#### [Task statement]
Reproduce all entries word for word.

#### [Recorded information]
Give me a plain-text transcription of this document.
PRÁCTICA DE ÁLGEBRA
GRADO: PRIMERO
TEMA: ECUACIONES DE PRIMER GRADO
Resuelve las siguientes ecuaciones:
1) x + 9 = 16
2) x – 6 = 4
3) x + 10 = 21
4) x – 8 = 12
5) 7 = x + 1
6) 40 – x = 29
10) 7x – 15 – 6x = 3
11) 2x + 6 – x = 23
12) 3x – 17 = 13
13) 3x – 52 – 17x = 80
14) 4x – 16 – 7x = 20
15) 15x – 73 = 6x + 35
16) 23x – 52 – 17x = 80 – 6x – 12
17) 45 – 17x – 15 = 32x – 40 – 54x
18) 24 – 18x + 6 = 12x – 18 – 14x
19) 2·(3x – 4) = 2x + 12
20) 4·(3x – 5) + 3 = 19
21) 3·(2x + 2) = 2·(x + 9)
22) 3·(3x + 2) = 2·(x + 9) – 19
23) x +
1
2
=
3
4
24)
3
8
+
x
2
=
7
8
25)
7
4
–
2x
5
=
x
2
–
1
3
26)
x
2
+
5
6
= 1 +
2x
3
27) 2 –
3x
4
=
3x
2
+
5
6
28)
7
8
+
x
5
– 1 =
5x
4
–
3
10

#### [Expected answer]
Give me a plain-text transcription of this document.
PRÁCTICA DE ÁLGEBRA
GRADO: PRIMERO
TEMA: ECUACIONES DE PRIMER GRADO
Resuelve las siguientes ecuaciones:
1) x + 9 = 16
2) x – 6 = 4
3) x + 10 = 21
4) x – 8 = 12
5) 7 = x + 1
6) 40 – x = 29
10) 7x – 15 – 6x = 3
11) 2x + 6 – x = 23
12) 3x – 17 = 13
13) 3x – 52 – 17x = 80
14) 4x – 16 – 7x = 20
15) 15x – 73 = 6x + 35
16) 23x – 52 – 17x = 80 – 6x – 12
17) 45 – 17x – 15 = 32x – 40 – 54x
18) 24 – 18x + 6 = 12x – 18 – 14x
19) 2·(3x – 4) = 2x + 12
20) 4·(3x – 5) + 3 = 19
21) 3·(2x + 2) = 2·(x + 9)
22) 3·(3x + 2) = 2·(x + 9) – 19
23) x +
1
2
=
3
4
24)
3
8
+
x
2
=
7
8
25)
7
4
–
2x
5
=
x
2
–
1
3
26)
x
2
+
5
6
= 1 +
2x
3
27) 2 –
3x
4
=
3x
2
+
5
6
28)
7
8
+
x
5
– 1 =
5x
4
–
3
10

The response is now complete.